>>>>>

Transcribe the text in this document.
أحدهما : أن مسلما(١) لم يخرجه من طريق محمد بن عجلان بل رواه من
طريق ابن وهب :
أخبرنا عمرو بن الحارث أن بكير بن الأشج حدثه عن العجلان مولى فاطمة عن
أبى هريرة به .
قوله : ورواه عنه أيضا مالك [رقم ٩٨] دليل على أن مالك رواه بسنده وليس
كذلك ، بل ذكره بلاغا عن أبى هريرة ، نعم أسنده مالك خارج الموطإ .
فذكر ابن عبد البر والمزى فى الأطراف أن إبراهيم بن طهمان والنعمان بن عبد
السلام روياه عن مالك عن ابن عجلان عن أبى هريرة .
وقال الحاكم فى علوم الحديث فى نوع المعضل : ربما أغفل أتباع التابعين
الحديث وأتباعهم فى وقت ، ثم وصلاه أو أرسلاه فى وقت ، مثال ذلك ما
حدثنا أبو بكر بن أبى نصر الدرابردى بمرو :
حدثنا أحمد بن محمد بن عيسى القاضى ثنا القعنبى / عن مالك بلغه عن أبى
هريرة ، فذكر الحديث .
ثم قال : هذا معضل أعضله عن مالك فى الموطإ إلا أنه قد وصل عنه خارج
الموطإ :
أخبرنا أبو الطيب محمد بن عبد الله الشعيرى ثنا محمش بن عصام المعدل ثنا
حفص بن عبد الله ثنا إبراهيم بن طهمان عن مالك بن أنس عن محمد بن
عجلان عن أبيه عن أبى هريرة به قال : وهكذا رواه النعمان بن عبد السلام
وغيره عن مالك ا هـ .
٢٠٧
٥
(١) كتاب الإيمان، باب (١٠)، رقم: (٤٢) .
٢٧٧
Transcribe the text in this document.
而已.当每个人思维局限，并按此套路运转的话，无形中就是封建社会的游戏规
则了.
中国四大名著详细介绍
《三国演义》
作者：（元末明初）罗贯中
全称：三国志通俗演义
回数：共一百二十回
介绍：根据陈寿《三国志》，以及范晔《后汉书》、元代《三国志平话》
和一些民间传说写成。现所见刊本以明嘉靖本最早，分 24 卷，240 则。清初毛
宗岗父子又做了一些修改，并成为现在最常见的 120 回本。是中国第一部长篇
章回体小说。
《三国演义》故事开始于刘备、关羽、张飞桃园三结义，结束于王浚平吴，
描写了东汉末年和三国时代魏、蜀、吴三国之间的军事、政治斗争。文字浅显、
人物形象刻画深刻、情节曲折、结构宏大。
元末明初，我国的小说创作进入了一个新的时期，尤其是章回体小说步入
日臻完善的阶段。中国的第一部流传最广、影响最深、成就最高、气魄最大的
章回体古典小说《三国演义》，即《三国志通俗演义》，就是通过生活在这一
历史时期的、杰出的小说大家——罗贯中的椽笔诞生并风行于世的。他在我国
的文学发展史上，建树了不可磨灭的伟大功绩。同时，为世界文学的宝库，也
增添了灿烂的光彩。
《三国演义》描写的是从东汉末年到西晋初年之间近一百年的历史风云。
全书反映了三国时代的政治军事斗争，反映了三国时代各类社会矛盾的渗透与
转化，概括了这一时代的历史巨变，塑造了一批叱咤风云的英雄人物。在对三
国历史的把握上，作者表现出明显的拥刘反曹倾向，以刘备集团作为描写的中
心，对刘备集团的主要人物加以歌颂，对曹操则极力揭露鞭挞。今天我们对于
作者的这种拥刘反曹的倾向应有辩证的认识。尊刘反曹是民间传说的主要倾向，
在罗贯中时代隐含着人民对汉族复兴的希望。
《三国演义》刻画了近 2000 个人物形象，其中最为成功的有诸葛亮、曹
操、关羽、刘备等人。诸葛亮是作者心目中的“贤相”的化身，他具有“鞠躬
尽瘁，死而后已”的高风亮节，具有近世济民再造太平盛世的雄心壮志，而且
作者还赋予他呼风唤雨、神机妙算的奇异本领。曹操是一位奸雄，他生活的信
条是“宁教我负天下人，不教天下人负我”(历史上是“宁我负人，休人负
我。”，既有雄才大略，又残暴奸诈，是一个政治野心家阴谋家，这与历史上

<<<<<

• **Exercise**
Extract all of the data shown above without alteration.

• **Problem solution**
Transcribe the text in this document.
أحدهما : أن مسلما(١) لم يخرجه من طريق محمد بن عجلان بل رواه من
طريق ابن وهب :
أخبرنا عمرو بن الحارث أن بكير بن الأشج حدثه عن العجلان مولى فاطمة عن
أبى هريرة به .
قوله : ورواه عنه أيضا مالك [رقم ٩٨] دليل على أن مالك رواه بسنده وليس
كذلك ، بل ذكره بلاغا عن أبى هريرة ، نعم أسنده مالك خارج الموطإ .
فذكر ابن عبد البر والمزى فى الأطراف أن إبراهيم بن طهمان والنعمان بن عبد
السلام روياه عن مالك عن ابن عجلان عن أبى هريرة .
وقال الحاكم فى علوم الحديث فى نوع المعضل : ربما أغفل أتباع التابعين
الحديث وأتباعهم فى وقت ، ثم وصلاه أو أرسلاه فى وقت ، مثال ذلك ما
حدثنا أبو بكر بن أبى نصر الدرابردى بمرو :
حدثنا أحمد بن محمد بن عيسى القاضى ثنا القعنبى / عن مالك بلغه عن أبى
هريرة ، فذكر الحديث .
ثم قال : هذا معضل أعضله عن مالك فى الموطإ إلا أنه قد وصل عنه خارج
الموطإ :
أخبرنا أبو الطيب محمد بن عبد الله الشعيرى ثنا محمش بن عصام المعدل ثنا
حفص بن عبد الله ثنا إبراهيم بن طهمان عن مالك بن أنس عن محمد بن
عجلان عن أبيه عن أبى هريرة به قال : وهكذا رواه النعمان بن عبد السلام
وغيره عن مالك ا هـ .
٢٠٧
٥
(١) كتاب الإيمان، باب (١٠)، رقم: (٤٢) .
٢٧٧
Transcribe the text in this document.
而已.当每个人思维局限，并按此套路运转的话，无形中就是封建社会的游戏规
则了.
中国四大名著详细介绍
《三国演义》
作者：（元末明初）罗贯中
全称：三国志通俗演义
回数：共一百二十回
介绍：根据陈寿《三国志》，以及范晔《后汉书》、元代《三国志平话》
和一些民间传说写成。现所见刊本以明嘉靖本最早，分 24 卷，240 则。清初毛
宗岗父子又做了一些修改，并成为现在最常见的 120 回本。是中国第一部长篇
章回体小说。
《三国演义》故事开始于刘备、关羽、张飞桃园三结义，结束于王浚平吴，
描写了东汉末年和三国时代魏、蜀、吴三国之间的军事、政治斗争。文字浅显、
人物形象刻画深刻、情节曲折、结构宏大。
元末明初，我国的小说创作进入了一个新的时期，尤其是章回体小说步入
日臻完善的阶段。中国的第一部流传最广、影响最深、成就最高、气魄最大的
章回体古典小说《三国演义》，即《三国志通俗演义》，就是通过生活在这一
历史时期的、杰出的小说大家——罗贯中的椽笔诞生并风行于世的。他在我国
的文学发展史上，建树了不可磨灭的伟大功绩。同时，为世界文学的宝库，也
增添了灿烂的光彩。
《三国演义》描写的是从东汉末年到西晋初年之间近一百年的历史风云。
全书反映了三国时代的政治军事斗争，反映了三国时代各类社会矛盾的渗透与
转化，概括了这一时代的历史巨变，塑造了一批叱咤风云的英雄人物。在对三
国历史的把握上，作者表现出明显的拥刘反曹倾向，以刘备集团作为描写的中
心，对刘备集团的主要人物加以歌颂，对曹操则极力揭露鞭挞。今天我们对于
作者的这种拥刘反曹的倾向应有辩证的认识。尊刘反曹是民间传说的主要倾向，
在罗贯中时代隐含着人民对汉族复兴的希望。
《三国演义》刻画了近 2000 个人物形象，其中最为成功的有诸葛亮、曹
操、关羽、刘备等人。诸葛亮是作者心目中的“贤相”的化身，他具有“鞠躬
尽瘁，死而后已”的高风亮节，具有近世济民再造太平盛世的雄心壮志，而且
作者还赋予他呼风唤雨、神机妙算的奇异本领。曹操是一位奸雄，他生活的信
条是“宁教我负天下人，不教天下人负我”(历史上是“宁我负人，休人负
我。”，既有雄才大略，又残暴奸诈，是一个政治野心家阴谋家，这与历史上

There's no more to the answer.